Given instruction: Return each line of the data below verbatim; pictures are to be left out.

---- Input

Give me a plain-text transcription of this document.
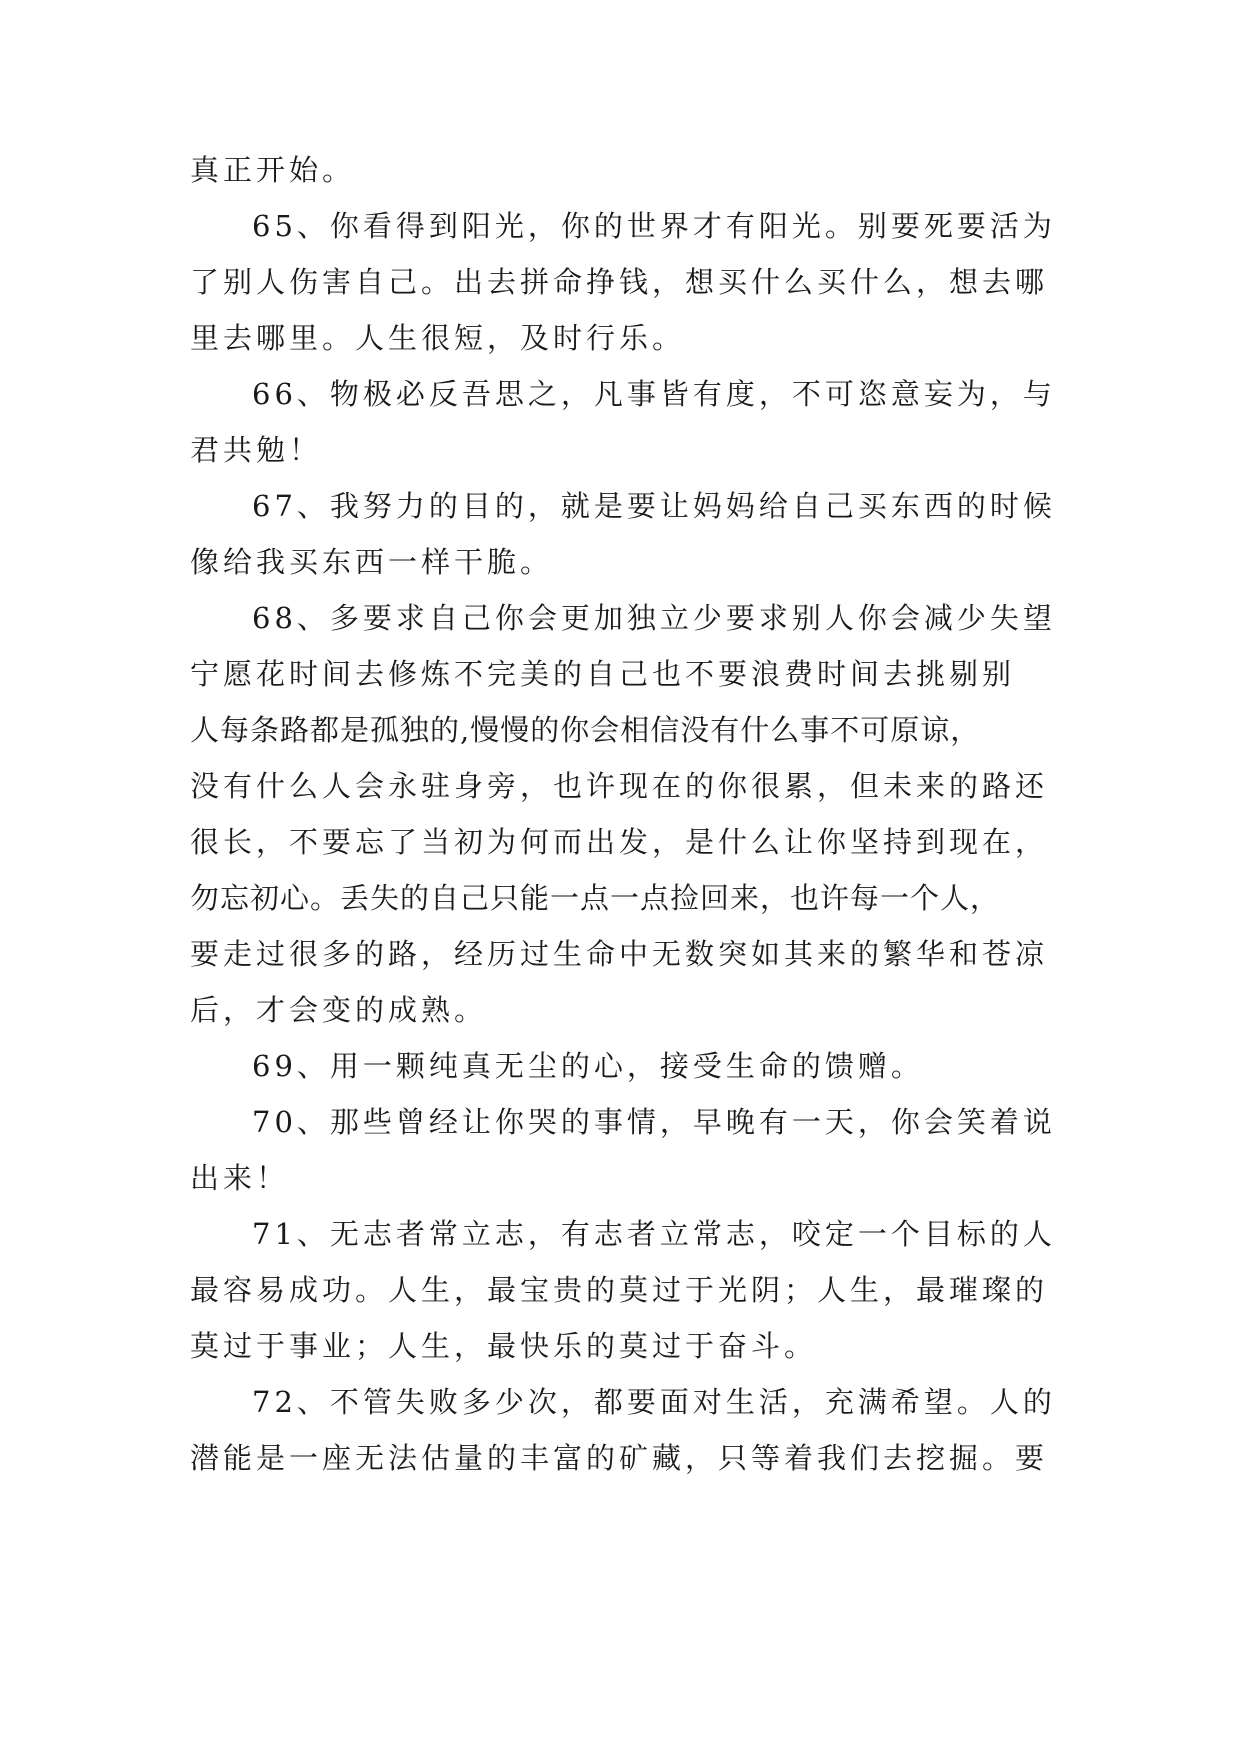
真正开始。
65、你看得到阳光，你的世界才有阳光。别要死要活为
了别人伤害自己。出去拼命挣钱，想买什么买什么，想去哪
里去哪里。人生很短，及时行乐。
66、物极必反吾思之，凡事皆有度，不可恣意妄为，与
君共勉！
67、我努力的目的，就是要让妈妈给自己买东西的时候
像给我买东西一样干脆。
68、多要求自己你会更加独立少要求别人你会减少失望
宁愿花时间去修炼不完美的自己也不要浪费时间去挑剔别
人每条路都是孤独的,慢慢的你会相信没有什么事不可原谅，
没有什么人会永驻身旁，也许现在的你很累，但未来的路还
很长，不要忘了当初为何而出发，是什么让你坚持到现在，
勿忘初心。丢失的自己只能一点一点捡回来，也许每一个人，
要走过很多的路，经历过生命中无数突如其来的繁华和苍凉
后，才会变的成熟。
69、用一颗纯真无尘的心，接受生命的馈赠。
70、那些曾经让你哭的事情，早晚有一天，你会笑着说
出来！
71、无志者常立志，有志者立常志，咬定一个目标的人
最容易成功。人生，最宝贵的莫过于光阴；人生，最璀璨的
莫过于事业；人生，最快乐的莫过于奋斗。
72、不管失败多少次，都要面对生活，充满希望。人的
潜能是一座无法估量的丰富的矿藏，只等着我们去挖掘。要
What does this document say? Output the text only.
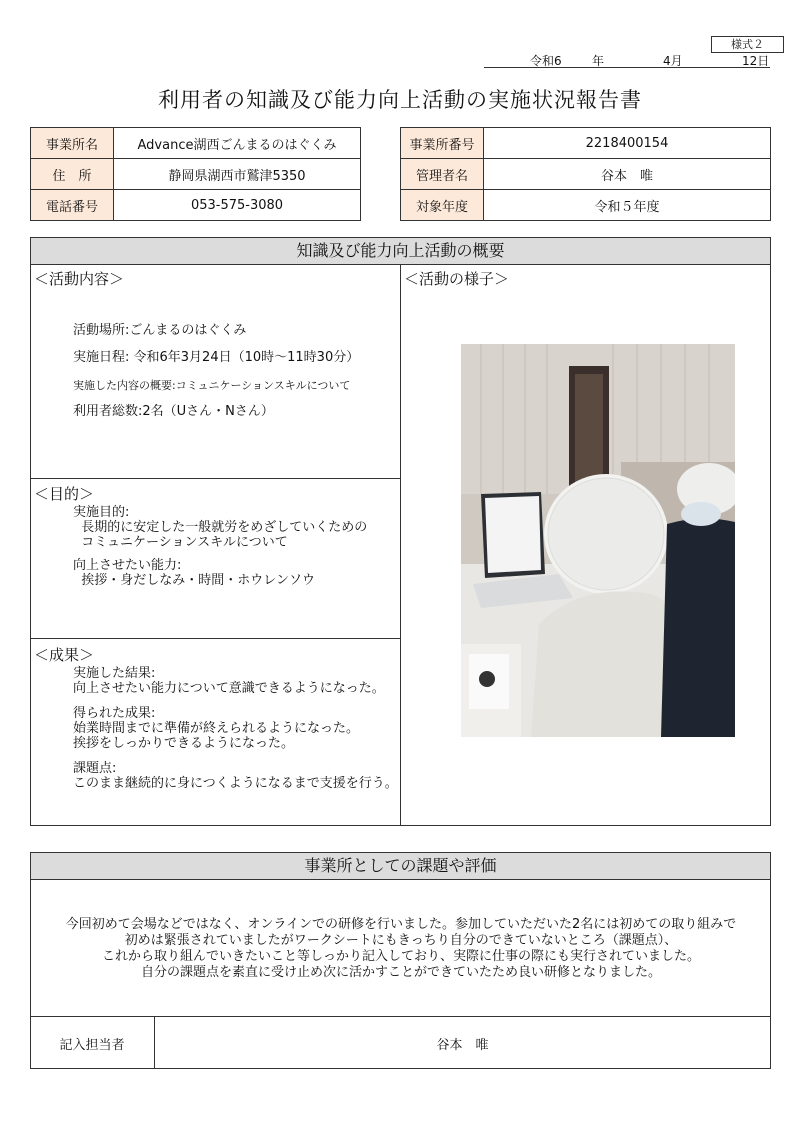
様式２
令和6	年	4月	12日
利用者の知識及び能力向上活動の実施状況報告書
事業所名	Advance湖西ごんまるのはぐくみ
住　所	静岡県湖西市鷲津5350
電話番号	053-575-3080
事業所番号	2218400154
管理者名	谷本　唯
対象年度	令和５年度
知識及び能力向上活動の概要
＜活動内容＞
活動場所:ごんまるのはぐくみ
実施日程: 令和6年3月24日（10時～11時30分）
実施した内容の概要:コミュニケーションスキルについて
利用者総数:2名（Uさん・Nさん）
＜目的＞
実施目的:
長期的に安定した一般就労をめざしていくための
コミュニケーションスキルについて
向上させたい能力:
挨拶・身だしなみ・時間・ホウレンソウ
＜成果＞
実施した結果:
向上させたい能力について意識できるようになった。
得られた成果:
始業時間までに準備が終えられるようになった。
挨拶をしっかりできるようになった。
課題点:
このまま継続的に身につくようになるまで支援を行う。
＜活動の様子＞
事業所としての課題や評価
今回初めて会場などではなく、オンラインでの研修を行いました。参加していただいた2名には初めての取り組みで
初めは緊張されていましたがワークシートにもきっちり自分のできていないところ（課題点）、
これから取り組んでいきたいこと等しっかり記入しており、実際に仕事の際にも実行されていました。
自分の課題点を素直に受け止め次に活かすことができていたため良い研修となりました。
記入担当者	谷本　唯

--------

Problem solution:
Give me a plain-text transcription of this document.
真正开始。
65、你看得到阳光，你的世界才有阳光。别要死要活为
了别人伤害自己。出去拼命挣钱，想买什么买什么，想去哪
里去哪里。人生很短，及时行乐。
66、物极必反吾思之，凡事皆有度，不可恣意妄为，与
君共勉！
67、我努力的目的，就是要让妈妈给自己买东西的时候
像给我买东西一样干脆。
68、多要求自己你会更加独立少要求别人你会减少失望
宁愿花时间去修炼不完美的自己也不要浪费时间去挑剔别
人每条路都是孤独的,慢慢的你会相信没有什么事不可原谅，
没有什么人会永驻身旁，也许现在的你很累，但未来的路还
很长，不要忘了当初为何而出发，是什么让你坚持到现在，
勿忘初心。丢失的自己只能一点一点捡回来，也许每一个人，
要走过很多的路，经历过生命中无数突如其来的繁华和苍凉
后，才会变的成熟。
69、用一颗纯真无尘的心，接受生命的馈赠。
70、那些曾经让你哭的事情，早晚有一天，你会笑着说
出来！
71、无志者常立志，有志者立常志，咬定一个目标的人
最容易成功。人生，最宝贵的莫过于光阴；人生，最璀璨的
莫过于事业；人生，最快乐的莫过于奋斗。
72、不管失败多少次，都要面对生活，充满希望。人的
潜能是一座无法估量的丰富的矿藏，只等着我们去挖掘。要
What does this document say? Output the text only.
様式２
令和6	年	4月	12日
利用者の知識及び能力向上活動の実施状況報告書
事業所名	Advance湖西ごんまるのはぐくみ
住　所	静岡県湖西市鷲津5350
電話番号	053-575-3080
事業所番号	2218400154
管理者名	谷本　唯
対象年度	令和５年度
知識及び能力向上活動の概要
＜活動内容＞
活動場所:ごんまるのはぐくみ
実施日程: 令和6年3月24日（10時～11時30分）
実施した内容の概要:コミュニケーションスキルについて
利用者総数:2名（Uさん・Nさん）
＜目的＞
実施目的:
長期的に安定した一般就労をめざしていくための
コミュニケーションスキルについて
向上させたい能力:
挨拶・身だしなみ・時間・ホウレンソウ
＜成果＞
実施した結果:
向上させたい能力について意識できるようになった。
得られた成果:
始業時間までに準備が終えられるようになった。
挨拶をしっかりできるようになった。
課題点:
このまま継続的に身につくようになるまで支援を行う。
＜活動の様子＞
事業所としての課題や評価
今回初めて会場などではなく、オンラインでの研修を行いました。参加していただいた2名には初めての取り組みで
初めは緊張されていましたがワークシートにもきっちり自分のできていないところ（課題点）、
これから取り組んでいきたいこと等しっかり記入しており、実際に仕事の際にも実行されていました。
自分の課題点を素直に受け止め次に活かすことができていたため良い研修となりました。
記入担当者	谷本　唯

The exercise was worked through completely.